# START OF Listed entries

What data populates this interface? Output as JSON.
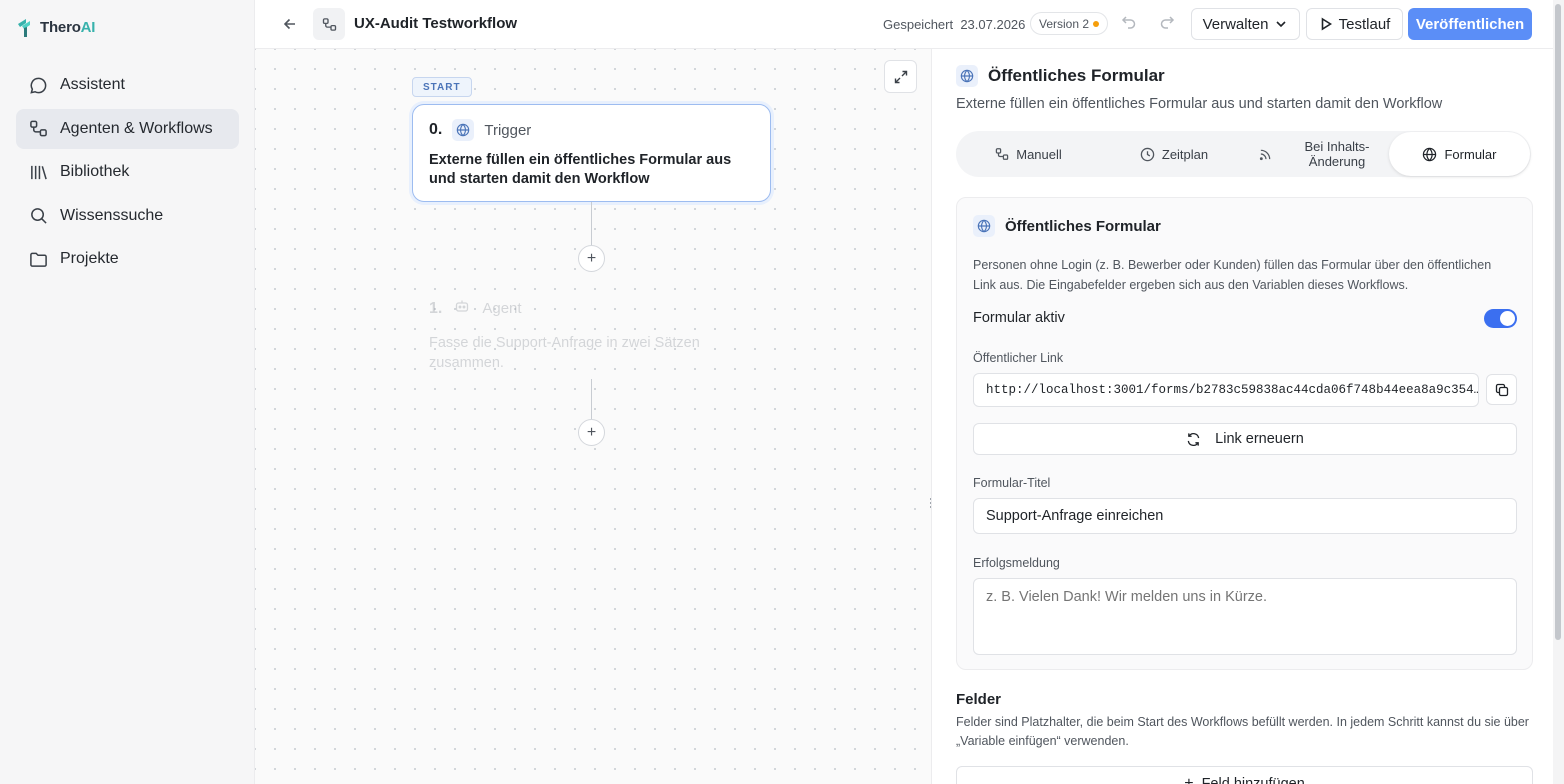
{
  "app": {
    "logo_main": "Thero",
    "logo_accent": "AI"
  },
  "sidebar": {
    "items": [
      {
        "label": "Assistent",
        "icon": "chat-bubble-icon"
      },
      {
        "label": "Agenten & Workflows",
        "icon": "workflow-icon",
        "active": true
      },
      {
        "label": "Bibliothek",
        "icon": "library-icon"
      },
      {
        "label": "Wissenssuche",
        "icon": "search-icon"
      },
      {
        "label": "Projekte",
        "icon": "folder-icon"
      }
    ]
  },
  "topbar": {
    "title": "UX-Audit Testworkflow",
    "saved_label": "Gespeichert",
    "saved_date": "23.07.2026",
    "version": "Version 2",
    "manage_label": "Verwalten",
    "test_label": "Testlauf",
    "publish_label": "Veröffentlichen"
  },
  "canvas": {
    "start_badge": "START",
    "trigger_node": {
      "number": "0.",
      "type": "Trigger",
      "description": "Externe füllen ein öffentliches Formular aus und starten damit den Workflow"
    },
    "agent_node": {
      "number": "1.",
      "type": "Agent",
      "description": "Fasse die Support-Anfrage in zwei Sätzen zusammen."
    },
    "plus_symbol": "+"
  },
  "panel": {
    "title": "Öffentliches Formular",
    "subtitle": "Externe füllen ein öffentliches Formular aus und starten damit den Workflow",
    "tabs": [
      {
        "label": "Manuell",
        "icon": "workflow-icon"
      },
      {
        "label": "Zeitplan",
        "icon": "clock-icon"
      },
      {
        "label": "Bei Inhalts-Änderung",
        "icon": "rss-icon"
      },
      {
        "label": "Formular",
        "icon": "globe-icon",
        "selected": true
      }
    ],
    "card": {
      "title": "Öffentliches Formular",
      "description": "Personen ohne Login (z. B. Bewerber oder Kunden) füllen das Formular über den öffentlichen Link aus. Die Eingabefelder ergeben sich aus den Variablen dieses Workflows.",
      "active_label": "Formular aktiv",
      "active": true,
      "link_label": "Öffentlicher Link",
      "link_value": "http://localhost:3001/forms/b2783c59838ac44cda06f748b44eea8a9c354…",
      "renew_label": "Link erneuern",
      "form_title_label": "Formular-Titel",
      "form_title_value": "Support-Anfrage einreichen",
      "success_label": "Erfolgsmeldung",
      "success_placeholder": "z. B. Vielen Dank! Wir melden uns in Kürze."
    },
    "fields": {
      "title": "Felder",
      "description": "Felder sind Platzhalter, die beim Start des Workflows befüllt werden. In jedem Schritt kannst du sie über „Variable einfügen“ verwenden.",
      "add_label": "Feld hinzufügen"
    }
  },
  "colors": {
    "accent": "#5b8ef7",
    "toggle": "#3b6ff0",
    "version_dot": "#f59e0b",
    "logo_accent": "#38b2ac"
  }
}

# END OF Listed entries

→ **Written problem**
Write the entries above out in full, exactly, with no images.

→ **Output of the exercise**
What data populates this interface? Output as JSON.
{
  "app": {
    "logo_main": "Thero",
    "logo_accent": "AI"
  },
  "sidebar": {
    "items": [
      {
        "label": "Assistent",
        "icon": "chat-bubble-icon"
      },
      {
        "label": "Agenten & Workflows",
        "icon": "workflow-icon",
        "active": true
      },
      {
        "label": "Bibliothek",
        "icon": "library-icon"
      },
      {
        "label": "Wissenssuche",
        "icon": "search-icon"
      },
      {
        "label": "Projekte",
        "icon": "folder-icon"
      }
    ]
  },
  "topbar": {
    "title": "UX-Audit Testworkflow",
    "saved_label": "Gespeichert",
    "saved_date": "23.07.2026",
    "version": "Version 2",
    "manage_label": "Verwalten",
    "test_label": "Testlauf",
    "publish_label": "Veröffentlichen"
  },
  "canvas": {
    "start_badge": "START",
    "trigger_node": {
      "number": "0.",
      "type": "Trigger",
      "description": "Externe füllen ein öffentliches Formular aus und starten damit den Workflow"
    },
    "agent_node": {
      "number": "1.",
      "type": "Agent",
      "description": "Fasse die Support-Anfrage in zwei Sätzen zusammen."
    },
    "plus_symbol": "+"
  },
  "panel": {
    "title": "Öffentliches Formular",
    "subtitle": "Externe füllen ein öffentliches Formular aus und starten damit den Workflow",
    "tabs": [
      {
        "label": "Manuell",
        "icon": "workflow-icon"
      },
      {
        "label": "Zeitplan",
        "icon": "clock-icon"
      },
      {
        "label": "Bei Inhalts-Änderung",
        "icon": "rss-icon"
      },
      {
        "label": "Formular",
        "icon": "globe-icon",
        "selected": true
      }
    ],
    "card": {
      "title": "Öffentliches Formular",
      "description": "Personen ohne Login (z. B. Bewerber oder Kunden) füllen das Formular über den öffentlichen Link aus. Die Eingabefelder ergeben sich aus den Variablen dieses Workflows.",
      "active_label": "Formular aktiv",
      "active": true,
      "link_label": "Öffentlicher Link",
      "link_value": "http://localhost:3001/forms/b2783c59838ac44cda06f748b44eea8a9c354…",
      "renew_label": "Link erneuern",
      "form_title_label": "Formular-Titel",
      "form_title_value": "Support-Anfrage einreichen",
      "success_label": "Erfolgsmeldung",
      "success_placeholder": "z. B. Vielen Dank! Wir melden uns in Kürze."
    },
    "fields": {
      "title": "Felder",
      "description": "Felder sind Platzhalter, die beim Start des Workflows befüllt werden. In jedem Schritt kannst du sie über „Variable einfügen“ verwenden.",
      "add_label": "Feld hinzufügen"
    }
  },
  "colors": {
    "accent": "#5b8ef7",
    "toggle": "#3b6ff0",
    "version_dot": "#f59e0b",
    "logo_accent": "#38b2ac"
  }
}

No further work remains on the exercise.